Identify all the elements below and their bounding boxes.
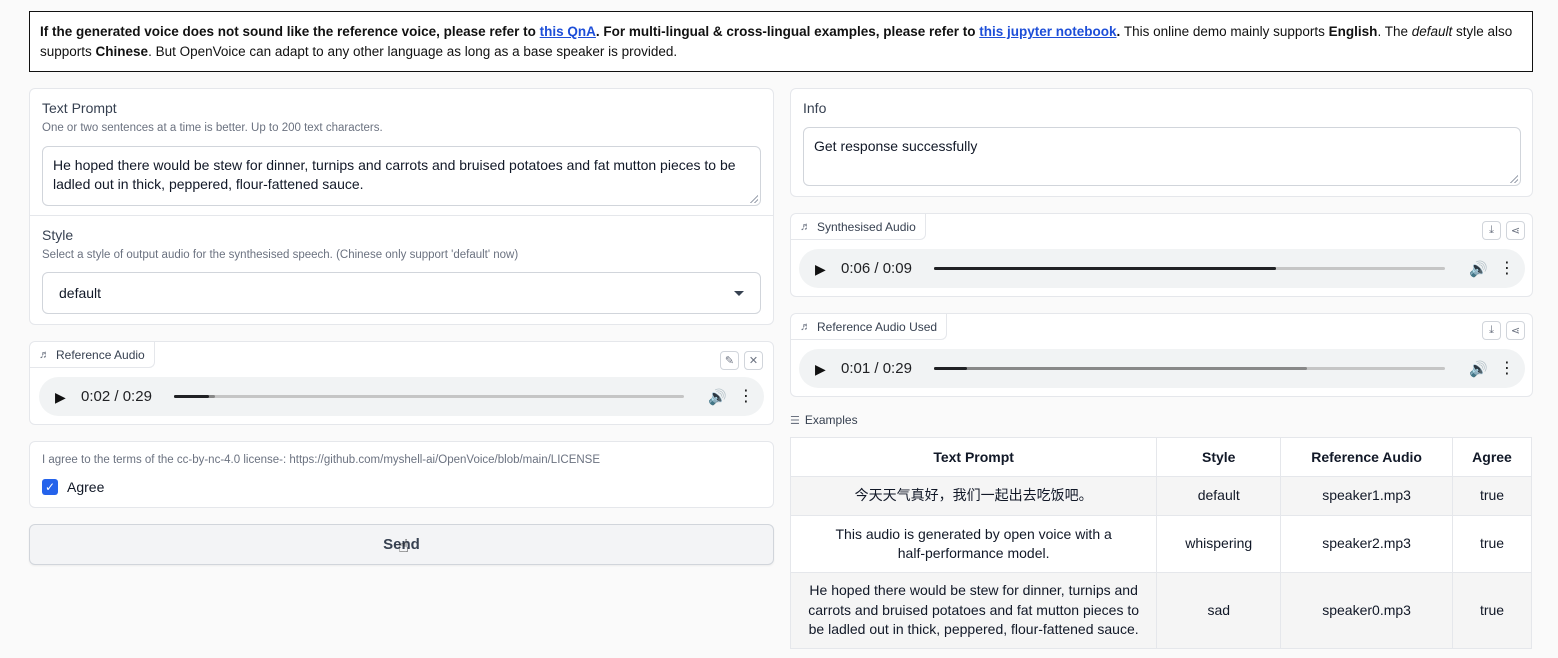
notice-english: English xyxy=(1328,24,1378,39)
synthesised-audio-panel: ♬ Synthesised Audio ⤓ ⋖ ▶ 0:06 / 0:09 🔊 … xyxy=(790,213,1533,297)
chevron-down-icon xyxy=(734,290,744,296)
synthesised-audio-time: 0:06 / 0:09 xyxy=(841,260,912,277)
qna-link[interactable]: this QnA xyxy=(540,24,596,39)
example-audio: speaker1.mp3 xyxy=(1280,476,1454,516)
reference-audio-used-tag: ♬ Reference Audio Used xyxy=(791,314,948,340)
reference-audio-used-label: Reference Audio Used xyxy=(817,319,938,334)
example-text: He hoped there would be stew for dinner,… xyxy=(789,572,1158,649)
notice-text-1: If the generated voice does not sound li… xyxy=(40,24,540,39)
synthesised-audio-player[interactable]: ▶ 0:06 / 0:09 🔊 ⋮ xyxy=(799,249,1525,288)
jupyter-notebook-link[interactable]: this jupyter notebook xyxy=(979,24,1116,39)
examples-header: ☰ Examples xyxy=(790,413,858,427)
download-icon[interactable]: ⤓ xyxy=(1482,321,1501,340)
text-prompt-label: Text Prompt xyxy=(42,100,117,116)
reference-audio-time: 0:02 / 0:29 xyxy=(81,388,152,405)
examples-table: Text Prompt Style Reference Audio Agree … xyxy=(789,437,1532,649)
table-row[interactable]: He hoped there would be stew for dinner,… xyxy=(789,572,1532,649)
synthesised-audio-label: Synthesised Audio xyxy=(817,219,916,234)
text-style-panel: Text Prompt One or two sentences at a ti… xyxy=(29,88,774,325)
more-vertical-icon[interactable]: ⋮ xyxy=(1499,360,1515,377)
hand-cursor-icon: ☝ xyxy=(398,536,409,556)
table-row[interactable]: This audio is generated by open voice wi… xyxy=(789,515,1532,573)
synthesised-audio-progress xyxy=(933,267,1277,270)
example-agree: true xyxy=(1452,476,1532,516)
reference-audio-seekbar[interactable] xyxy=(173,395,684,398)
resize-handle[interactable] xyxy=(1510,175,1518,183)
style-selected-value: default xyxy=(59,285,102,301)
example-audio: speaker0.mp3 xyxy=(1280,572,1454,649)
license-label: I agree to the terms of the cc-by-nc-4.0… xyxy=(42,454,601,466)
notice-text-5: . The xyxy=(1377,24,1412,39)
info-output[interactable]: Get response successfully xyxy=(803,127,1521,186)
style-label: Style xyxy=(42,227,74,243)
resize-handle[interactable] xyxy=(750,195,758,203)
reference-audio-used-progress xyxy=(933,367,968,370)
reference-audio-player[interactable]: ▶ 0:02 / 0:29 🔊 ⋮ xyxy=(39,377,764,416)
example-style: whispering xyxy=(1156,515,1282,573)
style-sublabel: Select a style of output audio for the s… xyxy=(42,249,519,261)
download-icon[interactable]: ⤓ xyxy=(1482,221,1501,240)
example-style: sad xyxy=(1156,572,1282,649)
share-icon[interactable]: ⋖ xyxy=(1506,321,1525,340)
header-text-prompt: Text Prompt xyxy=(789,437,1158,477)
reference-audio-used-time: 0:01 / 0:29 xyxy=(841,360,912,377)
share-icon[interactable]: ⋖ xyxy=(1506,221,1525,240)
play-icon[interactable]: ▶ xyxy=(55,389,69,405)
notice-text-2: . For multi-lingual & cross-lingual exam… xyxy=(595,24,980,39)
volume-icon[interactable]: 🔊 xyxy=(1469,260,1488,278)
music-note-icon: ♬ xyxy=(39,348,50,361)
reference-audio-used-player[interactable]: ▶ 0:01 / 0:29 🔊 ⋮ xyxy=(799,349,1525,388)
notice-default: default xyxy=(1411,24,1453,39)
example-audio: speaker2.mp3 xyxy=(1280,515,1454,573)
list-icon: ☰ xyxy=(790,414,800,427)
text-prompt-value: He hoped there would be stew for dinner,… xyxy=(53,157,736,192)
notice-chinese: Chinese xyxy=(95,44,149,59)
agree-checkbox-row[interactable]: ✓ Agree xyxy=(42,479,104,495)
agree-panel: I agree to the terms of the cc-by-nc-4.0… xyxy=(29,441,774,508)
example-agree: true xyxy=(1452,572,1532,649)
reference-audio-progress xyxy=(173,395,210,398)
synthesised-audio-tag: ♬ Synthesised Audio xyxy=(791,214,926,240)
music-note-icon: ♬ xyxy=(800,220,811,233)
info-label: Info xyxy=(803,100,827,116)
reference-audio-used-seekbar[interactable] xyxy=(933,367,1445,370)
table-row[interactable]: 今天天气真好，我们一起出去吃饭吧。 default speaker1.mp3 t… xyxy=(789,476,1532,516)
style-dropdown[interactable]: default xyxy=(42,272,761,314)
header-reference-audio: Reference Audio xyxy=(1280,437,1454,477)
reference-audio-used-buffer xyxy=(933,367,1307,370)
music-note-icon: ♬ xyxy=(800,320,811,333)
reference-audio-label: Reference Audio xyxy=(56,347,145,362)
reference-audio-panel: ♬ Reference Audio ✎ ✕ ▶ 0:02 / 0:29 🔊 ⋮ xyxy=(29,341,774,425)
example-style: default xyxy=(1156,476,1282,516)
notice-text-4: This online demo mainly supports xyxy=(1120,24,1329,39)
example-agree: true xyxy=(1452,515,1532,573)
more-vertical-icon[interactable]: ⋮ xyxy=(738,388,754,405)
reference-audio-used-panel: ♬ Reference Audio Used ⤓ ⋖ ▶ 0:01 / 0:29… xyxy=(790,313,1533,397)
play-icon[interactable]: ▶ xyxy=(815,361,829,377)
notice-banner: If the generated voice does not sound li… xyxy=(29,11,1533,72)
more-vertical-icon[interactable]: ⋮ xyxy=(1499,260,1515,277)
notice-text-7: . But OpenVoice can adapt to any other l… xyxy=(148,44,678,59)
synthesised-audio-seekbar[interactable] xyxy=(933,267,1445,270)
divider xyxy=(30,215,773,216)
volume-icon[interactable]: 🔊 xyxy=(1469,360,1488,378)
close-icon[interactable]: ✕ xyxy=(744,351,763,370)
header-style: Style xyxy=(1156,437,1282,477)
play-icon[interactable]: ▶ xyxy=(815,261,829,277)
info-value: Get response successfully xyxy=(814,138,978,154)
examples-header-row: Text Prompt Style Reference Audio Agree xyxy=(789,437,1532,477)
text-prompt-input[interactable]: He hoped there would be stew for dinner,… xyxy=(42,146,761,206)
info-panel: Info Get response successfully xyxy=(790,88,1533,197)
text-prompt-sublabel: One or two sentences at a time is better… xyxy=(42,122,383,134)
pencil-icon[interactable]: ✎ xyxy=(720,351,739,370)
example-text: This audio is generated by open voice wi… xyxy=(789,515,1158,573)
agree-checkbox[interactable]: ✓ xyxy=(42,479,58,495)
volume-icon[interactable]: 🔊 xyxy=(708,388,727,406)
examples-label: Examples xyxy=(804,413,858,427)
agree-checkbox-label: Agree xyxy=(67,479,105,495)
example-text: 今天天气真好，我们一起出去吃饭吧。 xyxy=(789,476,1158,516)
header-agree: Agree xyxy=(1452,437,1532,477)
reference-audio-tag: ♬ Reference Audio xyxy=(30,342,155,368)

########

Request
Show each line of the records above that contains the string "response". Case counts.

Expected answer
info-output[interactable]: Get response successfully xyxy=(803,127,1521,186)
info-value: Get response successfully xyxy=(814,138,978,154)
info-panel: Info Get response successfully xyxy=(790,88,1533,197)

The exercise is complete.